▸ WRITTEN TASK
For each line below that contains the string "indústrias", copy that line.

▸ SUPPLIED MATERIAL
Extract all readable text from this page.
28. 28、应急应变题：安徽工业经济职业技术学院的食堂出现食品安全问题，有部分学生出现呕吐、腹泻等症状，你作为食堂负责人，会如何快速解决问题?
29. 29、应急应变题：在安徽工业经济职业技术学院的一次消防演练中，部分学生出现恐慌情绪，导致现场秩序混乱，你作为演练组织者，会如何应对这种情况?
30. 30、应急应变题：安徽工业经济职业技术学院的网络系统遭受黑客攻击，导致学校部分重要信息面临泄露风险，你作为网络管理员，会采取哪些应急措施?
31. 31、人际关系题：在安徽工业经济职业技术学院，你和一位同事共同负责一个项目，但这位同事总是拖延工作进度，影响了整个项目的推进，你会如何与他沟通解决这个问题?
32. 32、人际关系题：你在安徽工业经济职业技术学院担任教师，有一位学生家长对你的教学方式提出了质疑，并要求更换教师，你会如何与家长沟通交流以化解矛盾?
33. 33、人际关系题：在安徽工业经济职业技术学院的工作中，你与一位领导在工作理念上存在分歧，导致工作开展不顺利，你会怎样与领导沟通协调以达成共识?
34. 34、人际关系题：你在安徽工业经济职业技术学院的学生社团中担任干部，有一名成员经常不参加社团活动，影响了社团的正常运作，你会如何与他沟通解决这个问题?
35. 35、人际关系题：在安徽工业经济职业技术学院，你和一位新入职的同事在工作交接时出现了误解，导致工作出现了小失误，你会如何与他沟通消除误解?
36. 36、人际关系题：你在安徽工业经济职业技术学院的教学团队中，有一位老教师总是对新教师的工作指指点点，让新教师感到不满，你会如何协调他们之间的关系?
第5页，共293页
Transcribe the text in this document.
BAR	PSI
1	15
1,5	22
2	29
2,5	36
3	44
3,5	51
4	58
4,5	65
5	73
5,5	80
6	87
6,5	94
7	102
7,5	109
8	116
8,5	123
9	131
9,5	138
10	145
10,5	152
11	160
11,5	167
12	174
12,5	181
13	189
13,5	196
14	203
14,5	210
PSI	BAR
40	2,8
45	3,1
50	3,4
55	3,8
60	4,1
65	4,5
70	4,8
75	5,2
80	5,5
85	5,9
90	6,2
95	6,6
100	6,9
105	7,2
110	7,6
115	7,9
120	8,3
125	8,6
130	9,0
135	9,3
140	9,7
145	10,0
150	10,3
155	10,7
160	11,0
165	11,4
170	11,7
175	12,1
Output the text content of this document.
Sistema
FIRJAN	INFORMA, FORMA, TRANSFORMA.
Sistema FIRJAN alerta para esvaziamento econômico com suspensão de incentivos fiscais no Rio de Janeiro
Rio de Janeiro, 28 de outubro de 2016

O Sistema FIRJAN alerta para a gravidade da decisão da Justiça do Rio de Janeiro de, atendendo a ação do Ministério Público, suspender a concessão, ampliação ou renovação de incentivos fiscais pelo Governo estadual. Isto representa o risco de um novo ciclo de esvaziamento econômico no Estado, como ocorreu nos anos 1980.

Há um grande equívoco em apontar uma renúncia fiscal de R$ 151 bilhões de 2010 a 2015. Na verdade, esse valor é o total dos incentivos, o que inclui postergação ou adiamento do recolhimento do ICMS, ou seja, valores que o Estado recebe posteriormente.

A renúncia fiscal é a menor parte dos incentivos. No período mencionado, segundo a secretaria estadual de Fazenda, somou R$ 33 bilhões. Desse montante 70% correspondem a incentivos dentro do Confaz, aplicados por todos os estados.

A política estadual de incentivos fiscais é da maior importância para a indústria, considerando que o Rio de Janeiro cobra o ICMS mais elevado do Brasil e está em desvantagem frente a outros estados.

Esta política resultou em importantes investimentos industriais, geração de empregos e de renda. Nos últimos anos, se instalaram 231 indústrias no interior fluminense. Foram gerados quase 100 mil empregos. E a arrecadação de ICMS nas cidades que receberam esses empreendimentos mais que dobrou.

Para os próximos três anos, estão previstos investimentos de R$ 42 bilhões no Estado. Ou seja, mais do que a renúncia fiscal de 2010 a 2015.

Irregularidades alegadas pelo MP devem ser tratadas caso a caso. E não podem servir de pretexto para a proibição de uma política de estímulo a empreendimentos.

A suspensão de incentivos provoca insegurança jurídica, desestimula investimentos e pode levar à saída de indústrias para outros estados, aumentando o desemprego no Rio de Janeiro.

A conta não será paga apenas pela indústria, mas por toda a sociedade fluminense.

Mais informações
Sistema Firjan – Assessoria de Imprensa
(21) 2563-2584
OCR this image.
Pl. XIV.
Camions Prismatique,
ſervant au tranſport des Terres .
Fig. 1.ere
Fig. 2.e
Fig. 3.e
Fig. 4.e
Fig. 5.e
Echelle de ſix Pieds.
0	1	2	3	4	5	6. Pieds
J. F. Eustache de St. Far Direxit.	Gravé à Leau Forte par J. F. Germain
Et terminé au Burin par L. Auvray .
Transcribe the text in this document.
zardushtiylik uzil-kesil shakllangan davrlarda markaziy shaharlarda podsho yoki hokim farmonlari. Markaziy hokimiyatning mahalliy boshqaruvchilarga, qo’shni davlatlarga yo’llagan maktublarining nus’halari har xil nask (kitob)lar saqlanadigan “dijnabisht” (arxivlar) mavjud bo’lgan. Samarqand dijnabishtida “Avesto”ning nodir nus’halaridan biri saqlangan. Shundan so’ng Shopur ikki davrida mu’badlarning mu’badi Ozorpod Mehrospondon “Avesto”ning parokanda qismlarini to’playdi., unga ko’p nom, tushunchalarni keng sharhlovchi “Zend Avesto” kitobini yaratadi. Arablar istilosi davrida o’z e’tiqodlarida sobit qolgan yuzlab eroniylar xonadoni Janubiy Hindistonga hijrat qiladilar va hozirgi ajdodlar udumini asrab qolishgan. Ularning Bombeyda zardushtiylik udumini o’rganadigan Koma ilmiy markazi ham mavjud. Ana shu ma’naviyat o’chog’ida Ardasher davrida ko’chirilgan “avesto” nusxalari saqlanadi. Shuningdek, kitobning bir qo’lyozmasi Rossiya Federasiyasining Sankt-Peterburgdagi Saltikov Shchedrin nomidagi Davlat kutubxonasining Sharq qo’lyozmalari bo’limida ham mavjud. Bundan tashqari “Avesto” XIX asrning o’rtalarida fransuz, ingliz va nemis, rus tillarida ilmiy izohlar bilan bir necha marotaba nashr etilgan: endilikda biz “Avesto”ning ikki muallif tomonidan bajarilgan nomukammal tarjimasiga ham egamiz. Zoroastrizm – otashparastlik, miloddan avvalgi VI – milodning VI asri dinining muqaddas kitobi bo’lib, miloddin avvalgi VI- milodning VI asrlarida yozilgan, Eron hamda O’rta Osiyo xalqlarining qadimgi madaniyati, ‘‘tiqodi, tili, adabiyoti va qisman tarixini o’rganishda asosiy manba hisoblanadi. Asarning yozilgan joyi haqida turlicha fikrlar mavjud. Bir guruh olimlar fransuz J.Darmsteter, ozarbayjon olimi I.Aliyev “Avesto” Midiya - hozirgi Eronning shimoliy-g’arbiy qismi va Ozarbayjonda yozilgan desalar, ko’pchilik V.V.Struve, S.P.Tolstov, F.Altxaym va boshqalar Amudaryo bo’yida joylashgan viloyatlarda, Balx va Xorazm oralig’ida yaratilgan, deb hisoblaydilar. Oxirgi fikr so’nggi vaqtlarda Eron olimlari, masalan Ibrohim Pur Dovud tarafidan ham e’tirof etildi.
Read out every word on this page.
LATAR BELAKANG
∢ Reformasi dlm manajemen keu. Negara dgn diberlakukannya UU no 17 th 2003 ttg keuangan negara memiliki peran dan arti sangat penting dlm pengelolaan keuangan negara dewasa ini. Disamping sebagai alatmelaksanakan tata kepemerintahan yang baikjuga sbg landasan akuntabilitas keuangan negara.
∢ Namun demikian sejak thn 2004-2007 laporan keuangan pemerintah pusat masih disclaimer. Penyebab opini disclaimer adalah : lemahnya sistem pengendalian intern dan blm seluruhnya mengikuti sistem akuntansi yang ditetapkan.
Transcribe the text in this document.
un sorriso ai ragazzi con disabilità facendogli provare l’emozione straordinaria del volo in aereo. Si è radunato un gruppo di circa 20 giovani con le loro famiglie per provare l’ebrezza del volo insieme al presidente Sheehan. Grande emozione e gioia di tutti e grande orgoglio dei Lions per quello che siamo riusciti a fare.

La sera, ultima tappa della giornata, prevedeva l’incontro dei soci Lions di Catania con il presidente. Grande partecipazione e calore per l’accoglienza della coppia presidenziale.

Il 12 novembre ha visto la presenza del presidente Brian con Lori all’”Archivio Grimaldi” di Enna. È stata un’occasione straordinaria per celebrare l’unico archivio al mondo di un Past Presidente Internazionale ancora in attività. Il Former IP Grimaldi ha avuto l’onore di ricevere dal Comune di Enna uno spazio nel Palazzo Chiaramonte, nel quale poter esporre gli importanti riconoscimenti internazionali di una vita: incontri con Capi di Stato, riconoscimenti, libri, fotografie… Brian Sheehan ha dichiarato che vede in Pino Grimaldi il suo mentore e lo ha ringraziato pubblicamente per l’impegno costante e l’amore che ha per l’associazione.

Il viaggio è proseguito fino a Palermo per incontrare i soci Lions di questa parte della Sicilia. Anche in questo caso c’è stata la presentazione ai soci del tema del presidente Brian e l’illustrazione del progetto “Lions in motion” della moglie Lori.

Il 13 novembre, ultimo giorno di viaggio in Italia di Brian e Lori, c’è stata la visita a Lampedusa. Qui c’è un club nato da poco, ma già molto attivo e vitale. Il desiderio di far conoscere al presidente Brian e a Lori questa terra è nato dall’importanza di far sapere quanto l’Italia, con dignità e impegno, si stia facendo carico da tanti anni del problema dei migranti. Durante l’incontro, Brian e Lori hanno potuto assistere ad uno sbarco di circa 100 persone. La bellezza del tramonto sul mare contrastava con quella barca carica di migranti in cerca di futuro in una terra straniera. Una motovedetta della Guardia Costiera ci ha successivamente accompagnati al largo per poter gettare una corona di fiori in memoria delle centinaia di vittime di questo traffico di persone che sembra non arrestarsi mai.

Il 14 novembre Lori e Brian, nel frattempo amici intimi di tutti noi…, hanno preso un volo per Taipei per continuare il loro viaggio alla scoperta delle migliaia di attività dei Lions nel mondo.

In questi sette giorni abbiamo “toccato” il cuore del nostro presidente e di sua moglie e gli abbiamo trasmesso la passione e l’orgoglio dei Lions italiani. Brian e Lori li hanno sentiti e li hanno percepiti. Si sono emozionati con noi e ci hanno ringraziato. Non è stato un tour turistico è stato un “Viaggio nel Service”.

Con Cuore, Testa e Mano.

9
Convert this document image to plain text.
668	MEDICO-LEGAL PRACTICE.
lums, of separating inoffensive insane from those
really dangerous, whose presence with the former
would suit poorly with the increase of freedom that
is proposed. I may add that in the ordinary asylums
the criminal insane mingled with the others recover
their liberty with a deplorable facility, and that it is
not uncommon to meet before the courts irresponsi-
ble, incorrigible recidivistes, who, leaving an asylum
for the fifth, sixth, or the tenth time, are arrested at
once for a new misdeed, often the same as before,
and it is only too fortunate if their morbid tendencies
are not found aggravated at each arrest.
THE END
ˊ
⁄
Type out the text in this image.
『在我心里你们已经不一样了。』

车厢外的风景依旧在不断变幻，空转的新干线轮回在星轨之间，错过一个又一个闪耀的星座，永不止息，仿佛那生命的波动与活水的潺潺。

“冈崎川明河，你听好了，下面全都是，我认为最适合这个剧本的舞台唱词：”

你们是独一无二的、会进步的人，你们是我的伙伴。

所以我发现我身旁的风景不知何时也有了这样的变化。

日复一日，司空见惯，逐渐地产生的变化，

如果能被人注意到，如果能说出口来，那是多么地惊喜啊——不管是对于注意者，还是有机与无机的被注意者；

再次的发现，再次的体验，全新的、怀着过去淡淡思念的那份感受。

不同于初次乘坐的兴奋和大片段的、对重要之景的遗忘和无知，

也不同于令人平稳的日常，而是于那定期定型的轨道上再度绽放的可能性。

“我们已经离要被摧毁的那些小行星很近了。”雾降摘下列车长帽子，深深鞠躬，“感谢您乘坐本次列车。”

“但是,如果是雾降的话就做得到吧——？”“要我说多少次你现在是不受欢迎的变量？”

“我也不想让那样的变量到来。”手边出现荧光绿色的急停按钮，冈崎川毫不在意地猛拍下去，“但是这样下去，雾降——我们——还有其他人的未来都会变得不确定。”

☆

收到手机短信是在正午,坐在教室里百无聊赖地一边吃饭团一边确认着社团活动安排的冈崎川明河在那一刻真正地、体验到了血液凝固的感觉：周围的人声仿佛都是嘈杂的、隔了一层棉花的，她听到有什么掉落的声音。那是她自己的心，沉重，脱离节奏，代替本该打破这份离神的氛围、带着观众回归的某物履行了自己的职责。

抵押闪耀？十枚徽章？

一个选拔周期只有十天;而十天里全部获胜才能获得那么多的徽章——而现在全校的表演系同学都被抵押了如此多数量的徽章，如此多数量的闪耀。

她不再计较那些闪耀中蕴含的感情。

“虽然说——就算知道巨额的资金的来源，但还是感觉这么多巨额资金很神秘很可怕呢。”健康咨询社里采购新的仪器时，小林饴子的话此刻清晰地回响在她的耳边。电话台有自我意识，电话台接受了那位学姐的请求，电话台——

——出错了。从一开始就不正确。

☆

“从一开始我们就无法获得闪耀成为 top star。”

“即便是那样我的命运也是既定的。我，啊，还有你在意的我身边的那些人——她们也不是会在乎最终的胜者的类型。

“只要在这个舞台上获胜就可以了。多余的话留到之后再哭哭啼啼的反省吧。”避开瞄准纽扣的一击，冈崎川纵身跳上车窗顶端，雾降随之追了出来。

▸ WRITTEN SOLUTION
Esta política resultou em importantes investimentos industriais, geração de empregos e de renda. Nos últimos anos, se instalaram 231 indústrias no interior fluminense. Foram gerados quase 100 mil empregos. E a arrecadação de ICMS nas cidades que receberam esses empreendimentos mais que dobrou.
A suspensão de incentivos provoca insegurança jurídica, desestimula investimentos e pode levar à saída de indústrias para outros estados, aumentando o desemprego no Rio de Janeiro.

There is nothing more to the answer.